== Work item ==
Leave out the images and set down the records below exactly.

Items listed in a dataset
::::

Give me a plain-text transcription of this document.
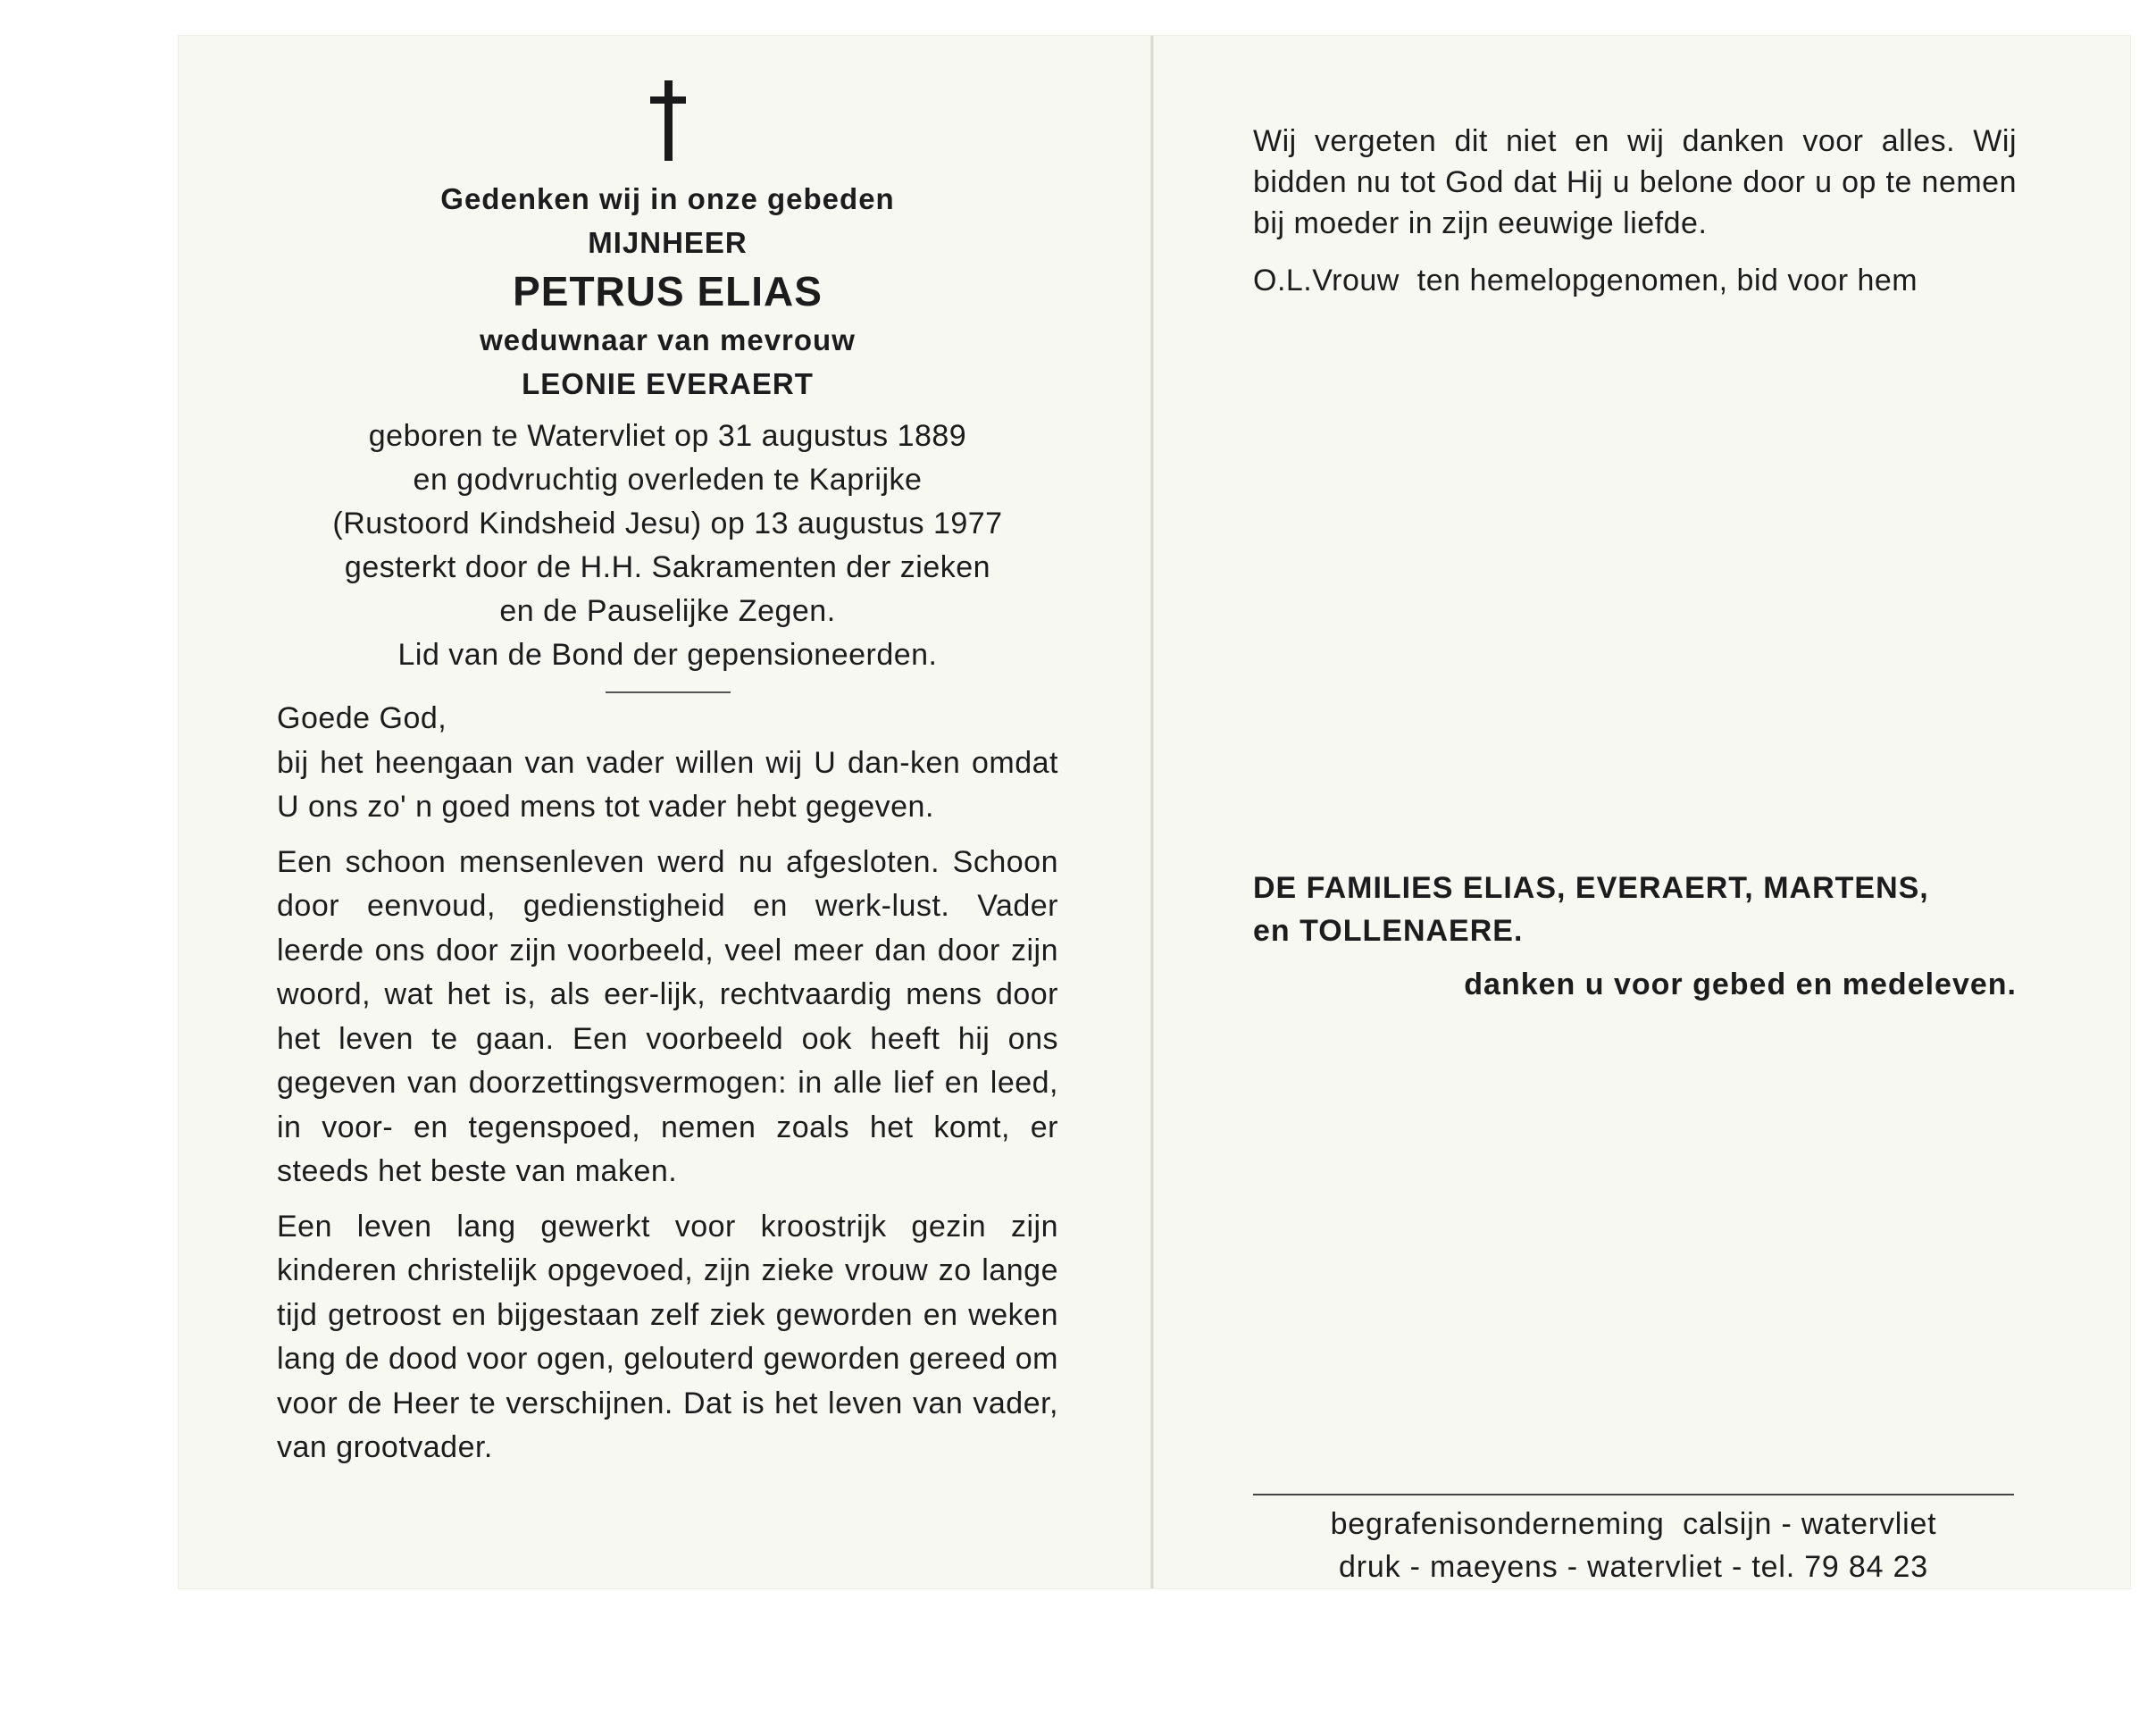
Gedenken wij in onze gebeden
MIJNHEER
PETRUS ELIAS
weduwnaar van mevrouw
LEONIE EVERAERT
geboren te Watervliet op 31 augustus 1889
en godvruchtig overleden te Kaprijke
(Rustoord Kindsheid Jesu) op 13 augustus 1977
gesterkt door de H.H. Sakramenten der zieken
en de Pauselijke Zegen.
Lid van de Bond der gepensioneerden.

Goede God,
bij het heengaan van vader willen wij U dan-ken omdat U ons zo' n goed mens tot vader hebt gegeven.

Een schoon mensenleven werd nu afgesloten. Schoon door eenvoud, gedienstigheid en werk-lust. Vader leerde ons door zijn voorbeeld, veel meer dan door zijn woord, wat het is, als eer-lijk, rechtvaardig mens door het leven te gaan. Een voorbeeld ook heeft hij ons gegeven van doorzettingsvermogen: in alle lief en leed, in voor- en tegenspoed, nemen zoals het komt, er steeds het beste van maken.

Een leven lang gewerkt voor kroostrijk gezin zijn kinderen christelijk opgevoed, zijn zieke vrouw zo lange tijd getroost en bijgestaan zelf ziek geworden en weken lang de dood voor ogen, gelouterd geworden gereed om voor de Heer te verschijnen. Dat is het leven van vader, van grootvader.

Wij vergeten dit niet en wij danken voor alles. Wij bidden nu tot God dat Hij u belone door u op te nemen bij moeder in zijn eeuwige liefde.

O.L.Vrouw  ten hemelopgenomen, bid voor hem
DE FAMILIES ELIAS, EVERAERT, MARTENS,
en TOLLENAERE.
danken u voor gebed en medeleven.
begrafenisonderneming  calsijn - watervliet
druk - maeyens - watervliet - tel. 79 84 23
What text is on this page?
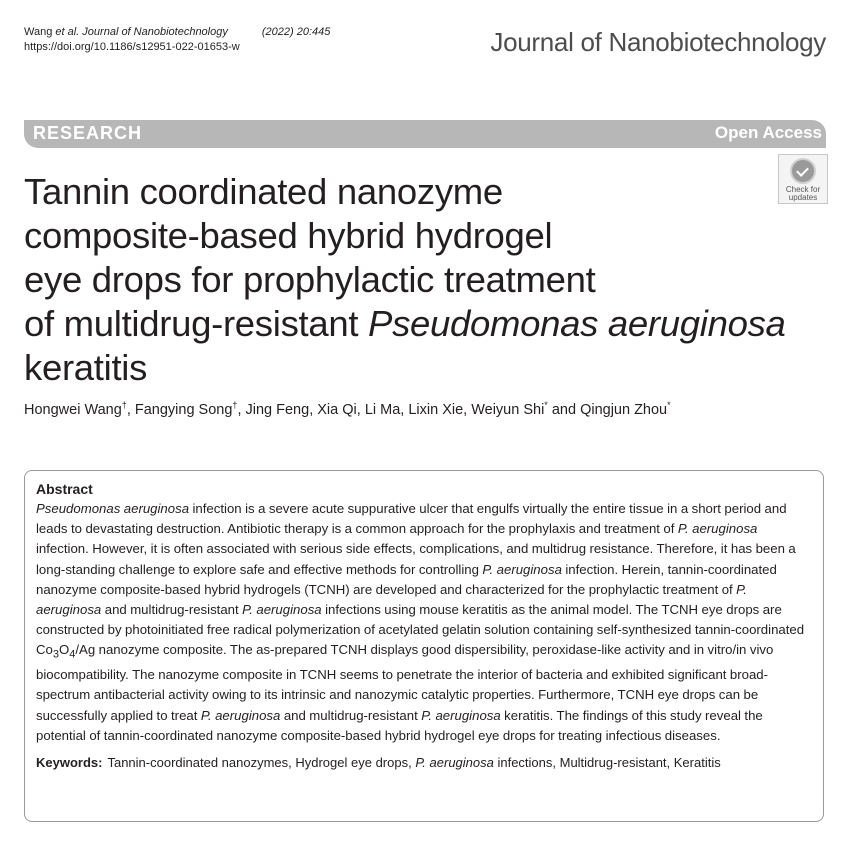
Wang et al. Journal of Nanobiotechnology	(2022) 20:445
https://doi.org/10.1186/s12951-022-01653-w	Journal of Nanobiotechnology
RESEARCH	Open Access
Check for
updates
Tannin coordinated nanozyme
composite-based hybrid hydrogel
eye drops for prophylactic treatment
of multidrug-resistant Pseudomonas aeruginosa
keratitis
Hongwei Wang†, Fangying Song†, Jing Feng, Xia Qi, Li Ma, Lixin Xie, Weiyun Shi* and Qingjun Zhou*
Abstract

Pseudomonas aeruginosa infection is a severe acute suppurative ulcer that engulfs virtually the entire tissue in a short period and leads to devastating destruction. Antibiotic therapy is a common approach for the prophylaxis and treatment of P. aeruginosa infection. However, it is often associated with serious side effects, complications, and multidrug resistance. Therefore, it has been a long-standing challenge to explore safe and effective methods for controlling P. aeruginosa infection. Herein, tannin-coordinated nanozyme composite-based hybrid hydrogels (TCNH) are developed and characterized for the prophylactic treatment of P. aeruginosa and multidrug-resistant P. aeruginosa infections using mouse keratitis as the animal model. The TCNH eye drops are constructed by photoinitiated free radical polymerization of acetylated gelatin solution containing self-synthesized tannin-coordinated $Co_3O_4/Ag$ nanozyme composite. The as-prepared TCNH displays good dispersibility, peroxidase-like activity and in vitro/in vivo biocompatibility. The nanozyme composite in TCNH seems to penetrate the interior of bacteria and exhibited significant broad-spectrum antibacterial activity owing to its intrinsic and nanozymic catalytic properties. Furthermore, TCNH eye drops can be successfully applied to treat P. aeruginosa and multidrug-resistant P. aeruginosa keratitis. The findings of this study reveal the potential of tannin-coordinated nanozyme composite-based hybrid hydrogel eye drops for treating infectious diseases.

Keywords: Tannin-coordinated nanozymes, Hydrogel eye drops, P. aeruginosa infections, Multidrug-resistant, Keratitis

::::

== Answer ==
Give me a plain-text transcription of this document.
Gedenken wij in onze gebeden
MIJNHEER
PETRUS ELIAS
weduwnaar van mevrouw
LEONIE EVERAERT
geboren te Watervliet op 31 augustus 1889
en godvruchtig overleden te Kaprijke
(Rustoord Kindsheid Jesu) op 13 augustus 1977
gesterkt door de H.H. Sakramenten der zieken
en de Pauselijke Zegen.
Lid van de Bond der gepensioneerden.

Goede God,
bij het heengaan van vader willen wij U dan-ken omdat U ons zo' n goed mens tot vader hebt gegeven.

Een schoon mensenleven werd nu afgesloten. Schoon door eenvoud, gedienstigheid en werk-lust. Vader leerde ons door zijn voorbeeld, veel meer dan door zijn woord, wat het is, als eer-lijk, rechtvaardig mens door het leven te gaan. Een voorbeeld ook heeft hij ons gegeven van doorzettingsvermogen: in alle lief en leed, in voor- en tegenspoed, nemen zoals het komt, er steeds het beste van maken.

Een leven lang gewerkt voor kroostrijk gezin zijn kinderen christelijk opgevoed, zijn zieke vrouw zo lange tijd getroost en bijgestaan zelf ziek geworden en weken lang de dood voor ogen, gelouterd geworden gereed om voor de Heer te verschijnen. Dat is het leven van vader, van grootvader.

Wij vergeten dit niet en wij danken voor alles. Wij bidden nu tot God dat Hij u belone door u op te nemen bij moeder in zijn eeuwige liefde.

O.L.Vrouw  ten hemelopgenomen, bid voor hem
DE FAMILIES ELIAS, EVERAERT, MARTENS,
en TOLLENAERE.
danken u voor gebed en medeleven.
begrafenisonderneming  calsijn - watervliet
druk - maeyens - watervliet - tel. 79 84 23
What text is on this page?
Wang et al. Journal of Nanobiotechnology	(2022) 20:445
https://doi.org/10.1186/s12951-022-01653-w	Journal of Nanobiotechnology
RESEARCH	Open Access
Check for
updates
Tannin coordinated nanozyme
composite-based hybrid hydrogel
eye drops for prophylactic treatment
of multidrug-resistant Pseudomonas aeruginosa
keratitis
Hongwei Wang†, Fangying Song†, Jing Feng, Xia Qi, Li Ma, Lixin Xie, Weiyun Shi* and Qingjun Zhou*
Abstract

Pseudomonas aeruginosa infection is a severe acute suppurative ulcer that engulfs virtually the entire tissue in a short period and leads to devastating destruction. Antibiotic therapy is a common approach for the prophylaxis and treatment of P. aeruginosa infection. However, it is often associated with serious side effects, complications, and multidrug resistance. Therefore, it has been a long-standing challenge to explore safe and effective methods for controlling P. aeruginosa infection. Herein, tannin-coordinated nanozyme composite-based hybrid hydrogels (TCNH) are developed and characterized for the prophylactic treatment of P. aeruginosa and multidrug-resistant P. aeruginosa infections using mouse keratitis as the animal model. The TCNH eye drops are constructed by photoinitiated free radical polymerization of acetylated gelatin solution containing self-synthesized tannin-coordinated $Co_3O_4/Ag$ nanozyme composite. The as-prepared TCNH displays good dispersibility, peroxidase-like activity and in vitro/in vivo biocompatibility. The nanozyme composite in TCNH seems to penetrate the interior of bacteria and exhibited significant broad-spectrum antibacterial activity owing to its intrinsic and nanozymic catalytic properties. Furthermore, TCNH eye drops can be successfully applied to treat P. aeruginosa and multidrug-resistant P. aeruginosa keratitis. The findings of this study reveal the potential of tannin-coordinated nanozyme composite-based hybrid hydrogel eye drops for treating infectious diseases.

Keywords: Tannin-coordinated nanozymes, Hydrogel eye drops, P. aeruginosa infections, Multidrug-resistant, Keratitis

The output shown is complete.